Objective: All of the data needs to be repeated exactly.

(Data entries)
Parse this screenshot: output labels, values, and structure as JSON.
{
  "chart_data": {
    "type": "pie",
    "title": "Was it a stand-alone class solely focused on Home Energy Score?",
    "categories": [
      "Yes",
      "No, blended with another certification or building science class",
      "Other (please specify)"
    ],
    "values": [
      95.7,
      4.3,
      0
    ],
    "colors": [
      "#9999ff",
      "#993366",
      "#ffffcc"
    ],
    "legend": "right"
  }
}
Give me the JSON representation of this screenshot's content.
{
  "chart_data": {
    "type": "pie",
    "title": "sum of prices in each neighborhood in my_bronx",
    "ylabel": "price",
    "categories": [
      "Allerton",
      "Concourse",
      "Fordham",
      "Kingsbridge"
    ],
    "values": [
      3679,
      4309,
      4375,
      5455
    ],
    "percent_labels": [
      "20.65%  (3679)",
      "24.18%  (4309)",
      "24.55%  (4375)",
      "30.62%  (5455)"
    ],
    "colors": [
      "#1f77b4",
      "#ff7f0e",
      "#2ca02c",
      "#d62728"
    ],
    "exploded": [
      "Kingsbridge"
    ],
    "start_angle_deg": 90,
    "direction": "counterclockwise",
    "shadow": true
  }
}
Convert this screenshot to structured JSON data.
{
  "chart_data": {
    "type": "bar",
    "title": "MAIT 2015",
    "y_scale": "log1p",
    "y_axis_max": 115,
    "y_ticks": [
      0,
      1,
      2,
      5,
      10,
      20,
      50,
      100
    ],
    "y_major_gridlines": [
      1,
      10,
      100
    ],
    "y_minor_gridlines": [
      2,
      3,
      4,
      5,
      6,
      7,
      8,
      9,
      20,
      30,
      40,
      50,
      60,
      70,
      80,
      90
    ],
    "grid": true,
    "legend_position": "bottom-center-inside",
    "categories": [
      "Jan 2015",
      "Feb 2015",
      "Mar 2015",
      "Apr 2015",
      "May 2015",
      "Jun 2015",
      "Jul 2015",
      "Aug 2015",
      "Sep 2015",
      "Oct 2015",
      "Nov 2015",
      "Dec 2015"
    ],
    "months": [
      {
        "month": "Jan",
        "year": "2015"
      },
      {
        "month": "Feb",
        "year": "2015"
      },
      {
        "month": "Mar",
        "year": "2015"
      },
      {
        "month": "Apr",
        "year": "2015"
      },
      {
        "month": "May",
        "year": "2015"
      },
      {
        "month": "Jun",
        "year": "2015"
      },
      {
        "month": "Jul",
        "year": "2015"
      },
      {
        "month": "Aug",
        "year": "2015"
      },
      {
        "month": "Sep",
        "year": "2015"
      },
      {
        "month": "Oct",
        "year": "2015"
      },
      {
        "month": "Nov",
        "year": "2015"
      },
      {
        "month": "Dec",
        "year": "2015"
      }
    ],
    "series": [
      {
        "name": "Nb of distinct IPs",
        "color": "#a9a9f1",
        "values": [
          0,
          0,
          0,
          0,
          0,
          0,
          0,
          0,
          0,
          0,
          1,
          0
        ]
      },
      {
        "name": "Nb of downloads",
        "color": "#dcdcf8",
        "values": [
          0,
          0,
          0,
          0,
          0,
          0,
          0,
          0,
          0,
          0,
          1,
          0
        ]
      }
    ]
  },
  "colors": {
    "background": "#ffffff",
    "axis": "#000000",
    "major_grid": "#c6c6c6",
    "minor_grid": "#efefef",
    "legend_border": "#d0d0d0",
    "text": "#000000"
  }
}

Completed task:
Parse this screenshot: output labels, values, and structure as JSON.
{
  "chart_data": {
    "type": "pie",
    "title": "Was it a stand-alone class solely focused on Home Energy Score?",
    "categories": [
      "Yes",
      "No, blended with another certification or building science class",
      "Other (please specify)"
    ],
    "values": [
      95.7,
      4.3,
      0
    ],
    "colors": [
      "#9999ff",
      "#993366",
      "#ffffcc"
    ],
    "legend": "right"
  }
}
Give me the JSON representation of this screenshot's content.
{
  "chart_data": {
    "type": "pie",
    "title": "sum of prices in each neighborhood in my_bronx",
    "ylabel": "price",
    "categories": [
      "Allerton",
      "Concourse",
      "Fordham",
      "Kingsbridge"
    ],
    "values": [
      3679,
      4309,
      4375,
      5455
    ],
    "percent_labels": [
      "20.65%  (3679)",
      "24.18%  (4309)",
      "24.55%  (4375)",
      "30.62%  (5455)"
    ],
    "colors": [
      "#1f77b4",
      "#ff7f0e",
      "#2ca02c",
      "#d62728"
    ],
    "exploded": [
      "Kingsbridge"
    ],
    "start_angle_deg": 90,
    "direction": "counterclockwise",
    "shadow": true
  }
}
Convert this screenshot to structured JSON data.
{
  "chart_data": {
    "type": "bar",
    "title": "MAIT 2015",
    "y_scale": "log1p",
    "y_axis_max": 115,
    "y_ticks": [
      0,
      1,
      2,
      5,
      10,
      20,
      50,
      100
    ],
    "y_major_gridlines": [
      1,
      10,
      100
    ],
    "y_minor_gridlines": [
      2,
      3,
      4,
      5,
      6,
      7,
      8,
      9,
      20,
      30,
      40,
      50,
      60,
      70,
      80,
      90
    ],
    "grid": true,
    "legend_position": "bottom-center-inside",
    "categories": [
      "Jan 2015",
      "Feb 2015",
      "Mar 2015",
      "Apr 2015",
      "May 2015",
      "Jun 2015",
      "Jul 2015",
      "Aug 2015",
      "Sep 2015",
      "Oct 2015",
      "Nov 2015",
      "Dec 2015"
    ],
    "months": [
      {
        "month": "Jan",
        "year": "2015"
      },
      {
        "month": "Feb",
        "year": "2015"
      },
      {
        "month": "Mar",
        "year": "2015"
      },
      {
        "month": "Apr",
        "year": "2015"
      },
      {
        "month": "May",
        "year": "2015"
      },
      {
        "month": "Jun",
        "year": "2015"
      },
      {
        "month": "Jul",
        "year": "2015"
      },
      {
        "month": "Aug",
        "year": "2015"
      },
      {
        "month": "Sep",
        "year": "2015"
      },
      {
        "month": "Oct",
        "year": "2015"
      },
      {
        "month": "Nov",
        "year": "2015"
      },
      {
        "month": "Dec",
        "year": "2015"
      }
    ],
    "series": [
      {
        "name": "Nb of distinct IPs",
        "color": "#a9a9f1",
        "values": [
          0,
          0,
          0,
          0,
          0,
          0,
          0,
          0,
          0,
          0,
          1,
          0
        ]
      },
      {
        "name": "Nb of downloads",
        "color": "#dcdcf8",
        "values": [
          0,
          0,
          0,
          0,
          0,
          0,
          0,
          0,
          0,
          0,
          1,
          0
        ]
      }
    ]
  },
  "colors": {
    "background": "#ffffff",
    "axis": "#000000",
    "major_grid": "#c6c6c6",
    "minor_grid": "#efefef",
    "legend_border": "#d0d0d0",
    "text": "#000000"
  }
}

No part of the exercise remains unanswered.